(Dataset records)

+-------+

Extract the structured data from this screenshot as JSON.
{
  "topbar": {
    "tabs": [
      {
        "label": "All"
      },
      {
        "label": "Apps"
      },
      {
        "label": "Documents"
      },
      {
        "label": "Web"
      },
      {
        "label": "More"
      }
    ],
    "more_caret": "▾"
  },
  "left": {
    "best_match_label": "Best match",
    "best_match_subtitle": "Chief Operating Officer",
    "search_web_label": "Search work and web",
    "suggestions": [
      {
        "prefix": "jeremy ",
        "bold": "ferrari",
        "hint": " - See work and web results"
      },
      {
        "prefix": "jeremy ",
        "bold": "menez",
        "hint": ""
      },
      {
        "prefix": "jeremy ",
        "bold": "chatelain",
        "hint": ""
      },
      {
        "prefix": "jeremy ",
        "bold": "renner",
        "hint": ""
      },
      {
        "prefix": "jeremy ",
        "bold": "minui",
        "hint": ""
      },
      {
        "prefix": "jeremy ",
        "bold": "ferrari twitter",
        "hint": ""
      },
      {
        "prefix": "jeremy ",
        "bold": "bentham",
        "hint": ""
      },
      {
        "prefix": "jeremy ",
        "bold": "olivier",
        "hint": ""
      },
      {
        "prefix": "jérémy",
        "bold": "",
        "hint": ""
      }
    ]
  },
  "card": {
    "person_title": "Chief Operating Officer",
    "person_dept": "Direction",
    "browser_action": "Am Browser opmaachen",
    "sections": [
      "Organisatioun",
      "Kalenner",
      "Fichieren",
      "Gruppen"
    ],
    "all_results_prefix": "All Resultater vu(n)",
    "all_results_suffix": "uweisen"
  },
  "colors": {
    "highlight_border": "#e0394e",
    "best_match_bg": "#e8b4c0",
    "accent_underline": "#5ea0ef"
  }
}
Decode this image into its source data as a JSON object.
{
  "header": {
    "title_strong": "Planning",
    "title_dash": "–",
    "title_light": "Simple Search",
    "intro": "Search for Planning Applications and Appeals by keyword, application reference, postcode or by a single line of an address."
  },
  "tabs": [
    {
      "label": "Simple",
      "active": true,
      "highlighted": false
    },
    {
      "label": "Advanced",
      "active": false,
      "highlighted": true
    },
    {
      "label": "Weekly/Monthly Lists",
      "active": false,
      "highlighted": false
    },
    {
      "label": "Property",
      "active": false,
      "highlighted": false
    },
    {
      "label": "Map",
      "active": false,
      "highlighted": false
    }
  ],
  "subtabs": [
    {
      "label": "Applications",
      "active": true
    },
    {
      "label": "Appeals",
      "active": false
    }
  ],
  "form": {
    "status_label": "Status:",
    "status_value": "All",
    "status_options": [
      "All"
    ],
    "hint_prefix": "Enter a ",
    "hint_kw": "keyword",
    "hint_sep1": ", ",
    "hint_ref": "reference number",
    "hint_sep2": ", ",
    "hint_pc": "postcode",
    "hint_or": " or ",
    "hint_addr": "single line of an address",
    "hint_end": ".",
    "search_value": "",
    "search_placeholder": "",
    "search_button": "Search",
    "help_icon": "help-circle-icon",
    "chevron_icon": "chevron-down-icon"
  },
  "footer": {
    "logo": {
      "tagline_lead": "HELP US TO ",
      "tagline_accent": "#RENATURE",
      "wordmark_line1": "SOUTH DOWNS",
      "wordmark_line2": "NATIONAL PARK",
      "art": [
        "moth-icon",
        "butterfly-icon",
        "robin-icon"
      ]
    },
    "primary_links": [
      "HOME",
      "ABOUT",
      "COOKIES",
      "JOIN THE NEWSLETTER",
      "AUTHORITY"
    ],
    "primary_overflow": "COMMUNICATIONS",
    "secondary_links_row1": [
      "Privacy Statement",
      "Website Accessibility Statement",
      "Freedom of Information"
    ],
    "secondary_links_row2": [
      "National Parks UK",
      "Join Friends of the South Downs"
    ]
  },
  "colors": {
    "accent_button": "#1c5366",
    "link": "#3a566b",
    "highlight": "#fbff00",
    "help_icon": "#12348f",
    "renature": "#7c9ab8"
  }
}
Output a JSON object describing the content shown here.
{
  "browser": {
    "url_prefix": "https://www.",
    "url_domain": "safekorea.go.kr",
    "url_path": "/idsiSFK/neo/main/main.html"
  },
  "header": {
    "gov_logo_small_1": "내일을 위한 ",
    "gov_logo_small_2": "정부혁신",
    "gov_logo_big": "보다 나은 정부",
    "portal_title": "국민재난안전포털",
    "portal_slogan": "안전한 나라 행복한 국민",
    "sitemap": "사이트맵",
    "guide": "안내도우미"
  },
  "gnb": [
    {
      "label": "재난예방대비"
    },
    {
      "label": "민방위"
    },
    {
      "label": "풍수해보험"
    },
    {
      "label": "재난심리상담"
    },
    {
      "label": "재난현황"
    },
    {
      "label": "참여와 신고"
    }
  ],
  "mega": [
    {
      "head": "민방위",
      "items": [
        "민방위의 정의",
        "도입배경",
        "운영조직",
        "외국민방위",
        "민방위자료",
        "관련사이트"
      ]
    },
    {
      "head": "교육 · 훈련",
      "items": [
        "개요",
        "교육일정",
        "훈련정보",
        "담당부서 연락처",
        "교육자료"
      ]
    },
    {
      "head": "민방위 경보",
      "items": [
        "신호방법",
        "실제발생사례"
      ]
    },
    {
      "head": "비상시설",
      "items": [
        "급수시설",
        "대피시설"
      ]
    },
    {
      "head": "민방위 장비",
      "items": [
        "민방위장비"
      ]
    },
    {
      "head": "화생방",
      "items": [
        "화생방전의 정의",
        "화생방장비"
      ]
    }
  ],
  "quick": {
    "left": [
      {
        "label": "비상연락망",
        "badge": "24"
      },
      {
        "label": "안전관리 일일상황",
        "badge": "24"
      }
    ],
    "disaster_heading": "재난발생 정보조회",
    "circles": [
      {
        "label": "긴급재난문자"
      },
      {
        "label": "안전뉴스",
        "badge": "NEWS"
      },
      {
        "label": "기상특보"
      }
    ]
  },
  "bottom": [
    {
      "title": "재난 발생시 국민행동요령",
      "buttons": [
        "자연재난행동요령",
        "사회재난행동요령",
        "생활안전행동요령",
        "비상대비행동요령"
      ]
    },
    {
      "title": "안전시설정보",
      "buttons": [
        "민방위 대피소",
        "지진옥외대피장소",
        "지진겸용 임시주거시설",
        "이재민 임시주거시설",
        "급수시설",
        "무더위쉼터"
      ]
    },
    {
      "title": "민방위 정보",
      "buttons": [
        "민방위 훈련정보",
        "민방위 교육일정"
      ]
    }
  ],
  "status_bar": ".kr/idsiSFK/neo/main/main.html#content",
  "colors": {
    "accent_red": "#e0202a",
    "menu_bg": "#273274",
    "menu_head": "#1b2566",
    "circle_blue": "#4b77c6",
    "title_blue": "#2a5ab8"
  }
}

+-------+

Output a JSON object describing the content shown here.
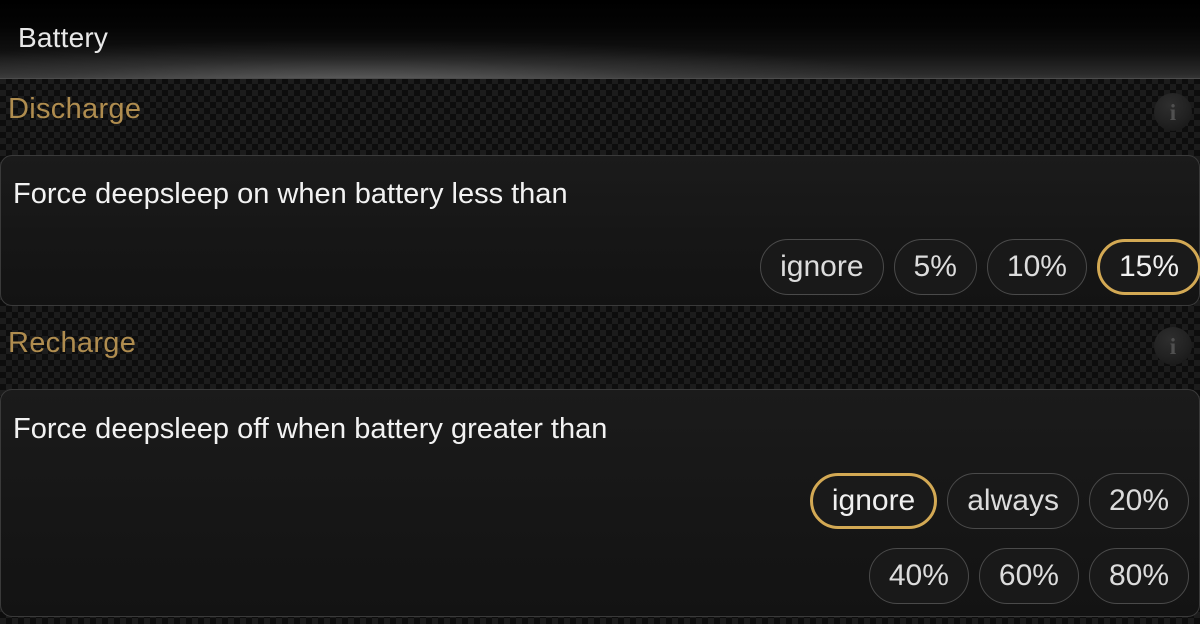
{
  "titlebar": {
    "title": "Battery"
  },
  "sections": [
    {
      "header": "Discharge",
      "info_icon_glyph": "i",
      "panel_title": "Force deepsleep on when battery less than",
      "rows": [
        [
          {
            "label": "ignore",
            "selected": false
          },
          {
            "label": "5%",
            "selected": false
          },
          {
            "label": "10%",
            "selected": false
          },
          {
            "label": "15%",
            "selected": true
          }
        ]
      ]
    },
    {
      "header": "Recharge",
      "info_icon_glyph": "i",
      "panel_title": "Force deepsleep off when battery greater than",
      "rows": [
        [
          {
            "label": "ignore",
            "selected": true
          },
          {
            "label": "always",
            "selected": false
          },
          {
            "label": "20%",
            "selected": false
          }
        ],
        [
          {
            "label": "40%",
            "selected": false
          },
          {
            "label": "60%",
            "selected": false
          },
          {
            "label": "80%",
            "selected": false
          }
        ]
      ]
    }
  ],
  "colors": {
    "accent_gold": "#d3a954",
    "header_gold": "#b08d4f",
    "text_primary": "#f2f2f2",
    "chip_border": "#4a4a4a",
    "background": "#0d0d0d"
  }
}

+-------+

(GOAL) Using the material above, gather every line that includes "Operating".

(TASK RESULT)
    "best_match_subtitle": "Chief Operating Officer",
    "person_title": "Chief Operating Officer",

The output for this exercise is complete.